### Requirement
Please repeat all of the listing exactly.

### Information shown
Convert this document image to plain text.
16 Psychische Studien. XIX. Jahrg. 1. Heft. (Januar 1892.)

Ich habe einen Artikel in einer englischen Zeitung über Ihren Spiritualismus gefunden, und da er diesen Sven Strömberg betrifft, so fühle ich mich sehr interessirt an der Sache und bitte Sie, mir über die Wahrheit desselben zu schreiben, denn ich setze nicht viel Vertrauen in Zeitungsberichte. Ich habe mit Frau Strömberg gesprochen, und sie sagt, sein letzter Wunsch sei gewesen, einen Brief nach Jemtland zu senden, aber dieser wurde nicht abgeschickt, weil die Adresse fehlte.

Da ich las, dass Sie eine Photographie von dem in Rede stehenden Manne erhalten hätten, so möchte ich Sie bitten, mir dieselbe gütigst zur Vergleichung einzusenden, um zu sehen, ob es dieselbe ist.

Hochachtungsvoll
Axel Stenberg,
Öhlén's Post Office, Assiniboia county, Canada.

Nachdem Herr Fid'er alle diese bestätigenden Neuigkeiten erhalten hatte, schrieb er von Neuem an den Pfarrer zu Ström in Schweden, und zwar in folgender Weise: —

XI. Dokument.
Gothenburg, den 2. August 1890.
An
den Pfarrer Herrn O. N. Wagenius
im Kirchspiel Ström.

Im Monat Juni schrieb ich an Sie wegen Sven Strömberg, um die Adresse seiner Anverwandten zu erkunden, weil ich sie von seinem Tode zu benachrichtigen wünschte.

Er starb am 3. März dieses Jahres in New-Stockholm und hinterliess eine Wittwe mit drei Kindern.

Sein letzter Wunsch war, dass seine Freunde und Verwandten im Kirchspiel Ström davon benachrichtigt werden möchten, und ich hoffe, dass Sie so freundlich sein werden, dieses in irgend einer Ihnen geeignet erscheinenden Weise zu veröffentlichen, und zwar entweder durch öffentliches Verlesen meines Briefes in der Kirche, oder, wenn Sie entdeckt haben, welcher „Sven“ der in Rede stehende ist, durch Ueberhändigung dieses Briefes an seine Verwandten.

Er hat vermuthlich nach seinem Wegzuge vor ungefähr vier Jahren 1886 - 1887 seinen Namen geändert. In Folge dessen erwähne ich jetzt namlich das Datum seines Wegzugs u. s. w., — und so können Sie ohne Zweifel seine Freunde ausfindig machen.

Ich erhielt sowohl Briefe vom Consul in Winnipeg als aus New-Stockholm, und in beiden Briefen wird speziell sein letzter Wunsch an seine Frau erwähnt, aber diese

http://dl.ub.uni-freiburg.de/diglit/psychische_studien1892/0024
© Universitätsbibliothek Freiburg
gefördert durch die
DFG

### Exercise output
Convert this document image to plain text.
16 Psychische Studien. XIX. Jahrg. 1. Heft. (Januar 1892.)

Ich habe einen Artikel in einer englischen Zeitung über Ihren Spiritualismus gefunden, und da er diesen Sven Strömberg betrifft, so fühle ich mich sehr interessirt an der Sache und bitte Sie, mir über die Wahrheit desselben zu schreiben, denn ich setze nicht viel Vertrauen in Zeitungsberichte. Ich habe mit Frau Strömberg gesprochen, und sie sagt, sein letzter Wunsch sei gewesen, einen Brief nach Jemtland zu senden, aber dieser wurde nicht abgeschickt, weil die Adresse fehlte.

Da ich las, dass Sie eine Photographie von dem in Rede stehenden Manne erhalten hätten, so möchte ich Sie bitten, mir dieselbe gütigst zur Vergleichung einzusenden, um zu sehen, ob es dieselbe ist.

Hochachtungsvoll
Axel Stenberg,
Öhlén's Post Office, Assiniboia county, Canada.

Nachdem Herr Fid'er alle diese bestätigenden Neuigkeiten erhalten hatte, schrieb er von Neuem an den Pfarrer zu Ström in Schweden, und zwar in folgender Weise: —

XI. Dokument.
Gothenburg, den 2. August 1890.
An
den Pfarrer Herrn O. N. Wagenius
im Kirchspiel Ström.

Im Monat Juni schrieb ich an Sie wegen Sven Strömberg, um die Adresse seiner Anverwandten zu erkunden, weil ich sie von seinem Tode zu benachrichtigen wünschte.

Er starb am 3. März dieses Jahres in New-Stockholm und hinterliess eine Wittwe mit drei Kindern.

Sein letzter Wunsch war, dass seine Freunde und Verwandten im Kirchspiel Ström davon benachrichtigt werden möchten, und ich hoffe, dass Sie so freundlich sein werden, dieses in irgend einer Ihnen geeignet erscheinenden Weise zu veröffentlichen, und zwar entweder durch öffentliches Verlesen meines Briefes in der Kirche, oder, wenn Sie entdeckt haben, welcher „Sven“ der in Rede stehende ist, durch Ueberhändigung dieses Briefes an seine Verwandten.

Er hat vermuthlich nach seinem Wegzuge vor ungefähr vier Jahren 1886 - 1887 seinen Namen geändert. In Folge dessen erwähne ich jetzt namlich das Datum seines Wegzugs u. s. w., — und so können Sie ohne Zweifel seine Freunde ausfindig machen.

Ich erhielt sowohl Briefe vom Consul in Winnipeg als aus New-Stockholm, und in beiden Briefen wird speziell sein letzter Wunsch an seine Frau erwähnt, aber diese

http://dl.ub.uni-freiburg.de/diglit/psychische_studien1892/0024
© Universitätsbibliothek Freiburg
gefördert durch die
DFG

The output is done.